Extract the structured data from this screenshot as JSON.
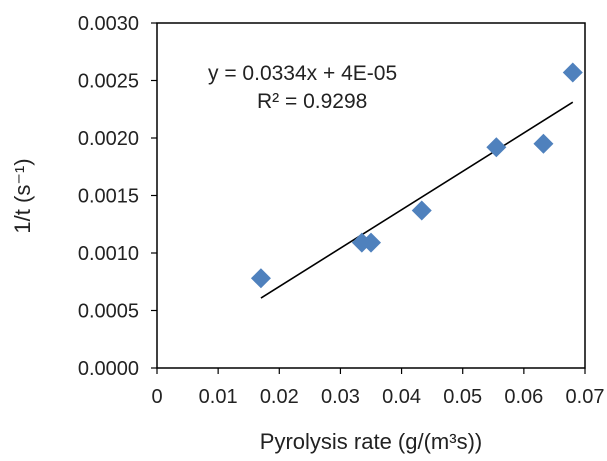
{
  "chart_data": {
    "type": "scatter",
    "xlabel": "Pyrolysis rate (g/(m³s))",
    "ylabel": "1/t (s⁻¹)",
    "xlim": [
      0,
      0.07
    ],
    "ylim": [
      0,
      0.003
    ],
    "x_ticks": [
      "0",
      "0.01",
      "0.02",
      "0.03",
      "0.04",
      "0.05",
      "0.06",
      "0.07"
    ],
    "y_ticks": [
      "0.0000",
      "0.0005",
      "0.0010",
      "0.0015",
      "0.0020",
      "0.0025",
      "0.0030"
    ],
    "grid": false,
    "legend": "none",
    "series": [
      {
        "color": "#4f81bd",
        "marker": "diamond",
        "points": [
          {
            "x": 0.017,
            "y": 0.00078
          },
          {
            "x": 0.0335,
            "y": 0.00109
          },
          {
            "x": 0.035,
            "y": 0.00109
          },
          {
            "x": 0.0433,
            "y": 0.00137
          },
          {
            "x": 0.0555,
            "y": 0.00192
          },
          {
            "x": 0.0632,
            "y": 0.00195
          },
          {
            "x": 0.068,
            "y": 0.00257
          }
        ]
      }
    ],
    "trendline": {
      "slope": 0.0334,
      "intercept": 4e-05,
      "x_range": [
        0.017,
        0.068
      ],
      "color": "#000000",
      "equation": "y = 0.0334x + 4E-05",
      "r_squared": "R² = 0.9298"
    }
  }
}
--------------------------------------------------
In the copy, include all records verbatim but no images.

Extract the structured data from this screenshot as JSON.
{
  "chart_data": {
    "type": "scatter",
    "xlabel": "Pyrolysis rate (g/(m³s))",
    "ylabel": "1/t (s⁻¹)",
    "xlim": [
      0,
      0.07
    ],
    "ylim": [
      0,
      0.003
    ],
    "x_ticks": [
      "0",
      "0.01",
      "0.02",
      "0.03",
      "0.04",
      "0.05",
      "0.06",
      "0.07"
    ],
    "y_ticks": [
      "0.0000",
      "0.0005",
      "0.0010",
      "0.0015",
      "0.0020",
      "0.0025",
      "0.0030"
    ],
    "grid": false,
    "legend": "none",
    "series": [
      {
        "color": "#4f81bd",
        "marker": "diamond",
        "points": [
          {
            "x": 0.017,
            "y": 0.00078
          },
          {
            "x": 0.0335,
            "y": 0.00109
          },
          {
            "x": 0.035,
            "y": 0.00109
          },
          {
            "x": 0.0433,
            "y": 0.00137
          },
          {
            "x": 0.0555,
            "y": 0.00192
          },
          {
            "x": 0.0632,
            "y": 0.00195
          },
          {
            "x": 0.068,
            "y": 0.00257
          }
        ]
      }
    ],
    "trendline": {
      "slope": 0.0334,
      "intercept": 4e-05,
      "x_range": [
        0.017,
        0.068
      ],
      "color": "#000000",
      "equation": "y = 0.0334x + 4E-05",
      "r_squared": "R² = 0.9298"
    }
  }
}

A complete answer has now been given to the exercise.